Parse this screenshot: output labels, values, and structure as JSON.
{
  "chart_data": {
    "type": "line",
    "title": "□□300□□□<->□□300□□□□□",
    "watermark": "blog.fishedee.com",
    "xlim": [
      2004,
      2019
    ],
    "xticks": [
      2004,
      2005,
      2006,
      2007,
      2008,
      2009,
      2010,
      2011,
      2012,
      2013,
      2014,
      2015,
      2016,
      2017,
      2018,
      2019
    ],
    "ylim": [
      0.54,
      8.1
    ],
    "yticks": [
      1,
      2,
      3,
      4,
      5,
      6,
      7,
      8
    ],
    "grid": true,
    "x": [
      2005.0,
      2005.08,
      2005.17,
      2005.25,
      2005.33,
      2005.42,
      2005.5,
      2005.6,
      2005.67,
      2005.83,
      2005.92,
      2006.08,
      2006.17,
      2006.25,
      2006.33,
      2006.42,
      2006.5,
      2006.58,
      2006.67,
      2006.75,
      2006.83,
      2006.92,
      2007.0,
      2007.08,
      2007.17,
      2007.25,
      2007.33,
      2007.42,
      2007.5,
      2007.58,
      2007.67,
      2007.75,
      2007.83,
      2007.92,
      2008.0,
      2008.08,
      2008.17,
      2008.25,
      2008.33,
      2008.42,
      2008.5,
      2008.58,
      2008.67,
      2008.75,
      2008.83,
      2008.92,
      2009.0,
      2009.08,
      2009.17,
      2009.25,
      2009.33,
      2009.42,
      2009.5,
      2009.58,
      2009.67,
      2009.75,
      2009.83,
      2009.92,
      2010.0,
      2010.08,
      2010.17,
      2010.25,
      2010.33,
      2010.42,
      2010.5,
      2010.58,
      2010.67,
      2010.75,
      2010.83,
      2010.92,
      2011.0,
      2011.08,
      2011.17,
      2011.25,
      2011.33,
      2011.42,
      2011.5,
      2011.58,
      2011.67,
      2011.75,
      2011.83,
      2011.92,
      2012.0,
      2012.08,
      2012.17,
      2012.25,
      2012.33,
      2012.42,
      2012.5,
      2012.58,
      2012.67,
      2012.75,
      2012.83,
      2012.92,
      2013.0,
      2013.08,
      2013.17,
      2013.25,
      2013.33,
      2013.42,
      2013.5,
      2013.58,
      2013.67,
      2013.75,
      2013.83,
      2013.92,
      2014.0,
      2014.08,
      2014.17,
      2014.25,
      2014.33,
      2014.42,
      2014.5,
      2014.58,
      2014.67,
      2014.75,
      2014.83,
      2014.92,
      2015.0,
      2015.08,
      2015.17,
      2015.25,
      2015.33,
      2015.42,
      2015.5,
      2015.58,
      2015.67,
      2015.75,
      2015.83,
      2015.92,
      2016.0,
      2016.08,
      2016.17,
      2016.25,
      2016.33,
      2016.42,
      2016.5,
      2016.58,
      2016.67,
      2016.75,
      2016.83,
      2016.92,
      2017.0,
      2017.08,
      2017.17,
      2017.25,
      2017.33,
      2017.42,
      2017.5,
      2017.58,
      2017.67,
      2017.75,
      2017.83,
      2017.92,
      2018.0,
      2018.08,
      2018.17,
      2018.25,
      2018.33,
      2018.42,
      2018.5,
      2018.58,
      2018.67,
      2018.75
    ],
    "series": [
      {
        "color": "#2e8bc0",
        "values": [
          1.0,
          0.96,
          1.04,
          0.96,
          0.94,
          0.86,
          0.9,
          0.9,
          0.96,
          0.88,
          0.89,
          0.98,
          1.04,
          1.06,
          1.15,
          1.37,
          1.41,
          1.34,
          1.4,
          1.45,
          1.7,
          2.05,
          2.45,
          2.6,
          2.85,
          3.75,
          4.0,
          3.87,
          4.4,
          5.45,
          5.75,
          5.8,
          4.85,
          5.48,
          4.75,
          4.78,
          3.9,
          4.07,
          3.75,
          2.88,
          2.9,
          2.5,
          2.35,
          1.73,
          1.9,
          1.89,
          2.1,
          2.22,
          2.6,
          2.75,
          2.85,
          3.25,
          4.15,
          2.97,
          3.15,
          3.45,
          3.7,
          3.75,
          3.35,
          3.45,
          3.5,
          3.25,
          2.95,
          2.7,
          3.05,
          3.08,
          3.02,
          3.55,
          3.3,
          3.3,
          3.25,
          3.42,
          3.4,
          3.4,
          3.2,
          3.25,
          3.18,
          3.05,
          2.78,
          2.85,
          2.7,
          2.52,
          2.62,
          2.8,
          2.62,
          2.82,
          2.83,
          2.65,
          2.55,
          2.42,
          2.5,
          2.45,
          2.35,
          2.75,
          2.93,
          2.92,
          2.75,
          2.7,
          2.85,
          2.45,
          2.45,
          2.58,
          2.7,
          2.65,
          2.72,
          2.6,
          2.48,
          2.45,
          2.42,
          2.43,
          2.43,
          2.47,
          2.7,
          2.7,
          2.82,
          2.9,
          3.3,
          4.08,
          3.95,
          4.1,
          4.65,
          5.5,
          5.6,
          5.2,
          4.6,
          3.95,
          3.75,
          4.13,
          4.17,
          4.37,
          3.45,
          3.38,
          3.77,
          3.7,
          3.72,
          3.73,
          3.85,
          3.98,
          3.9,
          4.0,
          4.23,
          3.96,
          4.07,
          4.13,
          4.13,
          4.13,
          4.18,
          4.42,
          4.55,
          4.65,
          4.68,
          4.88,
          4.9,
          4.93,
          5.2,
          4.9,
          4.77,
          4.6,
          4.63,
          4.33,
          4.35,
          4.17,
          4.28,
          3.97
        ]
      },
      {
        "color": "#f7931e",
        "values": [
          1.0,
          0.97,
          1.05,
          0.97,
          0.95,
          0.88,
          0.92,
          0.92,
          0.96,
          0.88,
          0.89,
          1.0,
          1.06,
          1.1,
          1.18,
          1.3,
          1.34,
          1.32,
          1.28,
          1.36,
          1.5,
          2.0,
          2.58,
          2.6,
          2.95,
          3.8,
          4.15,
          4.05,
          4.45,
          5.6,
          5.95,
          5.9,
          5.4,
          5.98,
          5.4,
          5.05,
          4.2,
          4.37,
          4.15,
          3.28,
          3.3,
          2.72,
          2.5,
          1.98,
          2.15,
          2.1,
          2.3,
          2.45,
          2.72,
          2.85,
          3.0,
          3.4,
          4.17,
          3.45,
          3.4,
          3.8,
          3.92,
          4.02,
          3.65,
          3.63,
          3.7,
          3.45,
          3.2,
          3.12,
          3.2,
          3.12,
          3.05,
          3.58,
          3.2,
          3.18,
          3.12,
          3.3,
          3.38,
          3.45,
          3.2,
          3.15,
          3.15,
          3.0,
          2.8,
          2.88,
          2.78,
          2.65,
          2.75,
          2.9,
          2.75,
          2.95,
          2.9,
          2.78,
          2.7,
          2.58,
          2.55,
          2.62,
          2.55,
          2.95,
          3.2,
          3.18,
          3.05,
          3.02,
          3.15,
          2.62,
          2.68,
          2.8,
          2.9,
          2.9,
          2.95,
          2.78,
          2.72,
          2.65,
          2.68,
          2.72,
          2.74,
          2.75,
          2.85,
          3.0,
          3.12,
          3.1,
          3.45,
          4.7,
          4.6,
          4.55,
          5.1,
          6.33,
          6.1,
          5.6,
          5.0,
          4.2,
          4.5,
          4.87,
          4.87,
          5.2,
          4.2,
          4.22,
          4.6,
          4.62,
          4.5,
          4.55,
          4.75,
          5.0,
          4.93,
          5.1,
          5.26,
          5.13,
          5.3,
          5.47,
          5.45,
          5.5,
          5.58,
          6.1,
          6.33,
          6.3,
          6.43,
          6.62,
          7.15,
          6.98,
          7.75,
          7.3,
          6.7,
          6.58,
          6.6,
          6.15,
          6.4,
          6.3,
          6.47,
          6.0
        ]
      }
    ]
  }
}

**PROBLEM DETAILS:** Write out the full set of records exactly as given.

**TASK ANSWER:**
Parse this screenshot: output labels, values, and structure as JSON.
{
  "chart_data": {
    "type": "line",
    "title": "□□300□□□<->□□300□□□□□",
    "watermark": "blog.fishedee.com",
    "xlim": [
      2004,
      2019
    ],
    "xticks": [
      2004,
      2005,
      2006,
      2007,
      2008,
      2009,
      2010,
      2011,
      2012,
      2013,
      2014,
      2015,
      2016,
      2017,
      2018,
      2019
    ],
    "ylim": [
      0.54,
      8.1
    ],
    "yticks": [
      1,
      2,
      3,
      4,
      5,
      6,
      7,
      8
    ],
    "grid": true,
    "x": [
      2005.0,
      2005.08,
      2005.17,
      2005.25,
      2005.33,
      2005.42,
      2005.5,
      2005.6,
      2005.67,
      2005.83,
      2005.92,
      2006.08,
      2006.17,
      2006.25,
      2006.33,
      2006.42,
      2006.5,
      2006.58,
      2006.67,
      2006.75,
      2006.83,
      2006.92,
      2007.0,
      2007.08,
      2007.17,
      2007.25,
      2007.33,
      2007.42,
      2007.5,
      2007.58,
      2007.67,
      2007.75,
      2007.83,
      2007.92,
      2008.0,
      2008.08,
      2008.17,
      2008.25,
      2008.33,
      2008.42,
      2008.5,
      2008.58,
      2008.67,
      2008.75,
      2008.83,
      2008.92,
      2009.0,
      2009.08,
      2009.17,
      2009.25,
      2009.33,
      2009.42,
      2009.5,
      2009.58,
      2009.67,
      2009.75,
      2009.83,
      2009.92,
      2010.0,
      2010.08,
      2010.17,
      2010.25,
      2010.33,
      2010.42,
      2010.5,
      2010.58,
      2010.67,
      2010.75,
      2010.83,
      2010.92,
      2011.0,
      2011.08,
      2011.17,
      2011.25,
      2011.33,
      2011.42,
      2011.5,
      2011.58,
      2011.67,
      2011.75,
      2011.83,
      2011.92,
      2012.0,
      2012.08,
      2012.17,
      2012.25,
      2012.33,
      2012.42,
      2012.5,
      2012.58,
      2012.67,
      2012.75,
      2012.83,
      2012.92,
      2013.0,
      2013.08,
      2013.17,
      2013.25,
      2013.33,
      2013.42,
      2013.5,
      2013.58,
      2013.67,
      2013.75,
      2013.83,
      2013.92,
      2014.0,
      2014.08,
      2014.17,
      2014.25,
      2014.33,
      2014.42,
      2014.5,
      2014.58,
      2014.67,
      2014.75,
      2014.83,
      2014.92,
      2015.0,
      2015.08,
      2015.17,
      2015.25,
      2015.33,
      2015.42,
      2015.5,
      2015.58,
      2015.67,
      2015.75,
      2015.83,
      2015.92,
      2016.0,
      2016.08,
      2016.17,
      2016.25,
      2016.33,
      2016.42,
      2016.5,
      2016.58,
      2016.67,
      2016.75,
      2016.83,
      2016.92,
      2017.0,
      2017.08,
      2017.17,
      2017.25,
      2017.33,
      2017.42,
      2017.5,
      2017.58,
      2017.67,
      2017.75,
      2017.83,
      2017.92,
      2018.0,
      2018.08,
      2018.17,
      2018.25,
      2018.33,
      2018.42,
      2018.5,
      2018.58,
      2018.67,
      2018.75
    ],
    "series": [
      {
        "color": "#2e8bc0",
        "values": [
          1.0,
          0.96,
          1.04,
          0.96,
          0.94,
          0.86,
          0.9,
          0.9,
          0.96,
          0.88,
          0.89,
          0.98,
          1.04,
          1.06,
          1.15,
          1.37,
          1.41,
          1.34,
          1.4,
          1.45,
          1.7,
          2.05,
          2.45,
          2.6,
          2.85,
          3.75,
          4.0,
          3.87,
          4.4,
          5.45,
          5.75,
          5.8,
          4.85,
          5.48,
          4.75,
          4.78,
          3.9,
          4.07,
          3.75,
          2.88,
          2.9,
          2.5,
          2.35,
          1.73,
          1.9,
          1.89,
          2.1,
          2.22,
          2.6,
          2.75,
          2.85,
          3.25,
          4.15,
          2.97,
          3.15,
          3.45,
          3.7,
          3.75,
          3.35,
          3.45,
          3.5,
          3.25,
          2.95,
          2.7,
          3.05,
          3.08,
          3.02,
          3.55,
          3.3,
          3.3,
          3.25,
          3.42,
          3.4,
          3.4,
          3.2,
          3.25,
          3.18,
          3.05,
          2.78,
          2.85,
          2.7,
          2.52,
          2.62,
          2.8,
          2.62,
          2.82,
          2.83,
          2.65,
          2.55,
          2.42,
          2.5,
          2.45,
          2.35,
          2.75,
          2.93,
          2.92,
          2.75,
          2.7,
          2.85,
          2.45,
          2.45,
          2.58,
          2.7,
          2.65,
          2.72,
          2.6,
          2.48,
          2.45,
          2.42,
          2.43,
          2.43,
          2.47,
          2.7,
          2.7,
          2.82,
          2.9,
          3.3,
          4.08,
          3.95,
          4.1,
          4.65,
          5.5,
          5.6,
          5.2,
          4.6,
          3.95,
          3.75,
          4.13,
          4.17,
          4.37,
          3.45,
          3.38,
          3.77,
          3.7,
          3.72,
          3.73,
          3.85,
          3.98,
          3.9,
          4.0,
          4.23,
          3.96,
          4.07,
          4.13,
          4.13,
          4.13,
          4.18,
          4.42,
          4.55,
          4.65,
          4.68,
          4.88,
          4.9,
          4.93,
          5.2,
          4.9,
          4.77,
          4.6,
          4.63,
          4.33,
          4.35,
          4.17,
          4.28,
          3.97
        ]
      },
      {
        "color": "#f7931e",
        "values": [
          1.0,
          0.97,
          1.05,
          0.97,
          0.95,
          0.88,
          0.92,
          0.92,
          0.96,
          0.88,
          0.89,
          1.0,
          1.06,
          1.1,
          1.18,
          1.3,
          1.34,
          1.32,
          1.28,
          1.36,
          1.5,
          2.0,
          2.58,
          2.6,
          2.95,
          3.8,
          4.15,
          4.05,
          4.45,
          5.6,
          5.95,
          5.9,
          5.4,
          5.98,
          5.4,
          5.05,
          4.2,
          4.37,
          4.15,
          3.28,
          3.3,
          2.72,
          2.5,
          1.98,
          2.15,
          2.1,
          2.3,
          2.45,
          2.72,
          2.85,
          3.0,
          3.4,
          4.17,
          3.45,
          3.4,
          3.8,
          3.92,
          4.02,
          3.65,
          3.63,
          3.7,
          3.45,
          3.2,
          3.12,
          3.2,
          3.12,
          3.05,
          3.58,
          3.2,
          3.18,
          3.12,
          3.3,
          3.38,
          3.45,
          3.2,
          3.15,
          3.15,
          3.0,
          2.8,
          2.88,
          2.78,
          2.65,
          2.75,
          2.9,
          2.75,
          2.95,
          2.9,
          2.78,
          2.7,
          2.58,
          2.55,
          2.62,
          2.55,
          2.95,
          3.2,
          3.18,
          3.05,
          3.02,
          3.15,
          2.62,
          2.68,
          2.8,
          2.9,
          2.9,
          2.95,
          2.78,
          2.72,
          2.65,
          2.68,
          2.72,
          2.74,
          2.75,
          2.85,
          3.0,
          3.12,
          3.1,
          3.45,
          4.7,
          4.6,
          4.55,
          5.1,
          6.33,
          6.1,
          5.6,
          5.0,
          4.2,
          4.5,
          4.87,
          4.87,
          5.2,
          4.2,
          4.22,
          4.6,
          4.62,
          4.5,
          4.55,
          4.75,
          5.0,
          4.93,
          5.1,
          5.26,
          5.13,
          5.3,
          5.47,
          5.45,
          5.5,
          5.58,
          6.1,
          6.33,
          6.3,
          6.43,
          6.62,
          7.15,
          6.98,
          7.75,
          7.3,
          6.7,
          6.58,
          6.6,
          6.15,
          6.4,
          6.3,
          6.47,
          6.0
        ]
      }
    ]
  }
}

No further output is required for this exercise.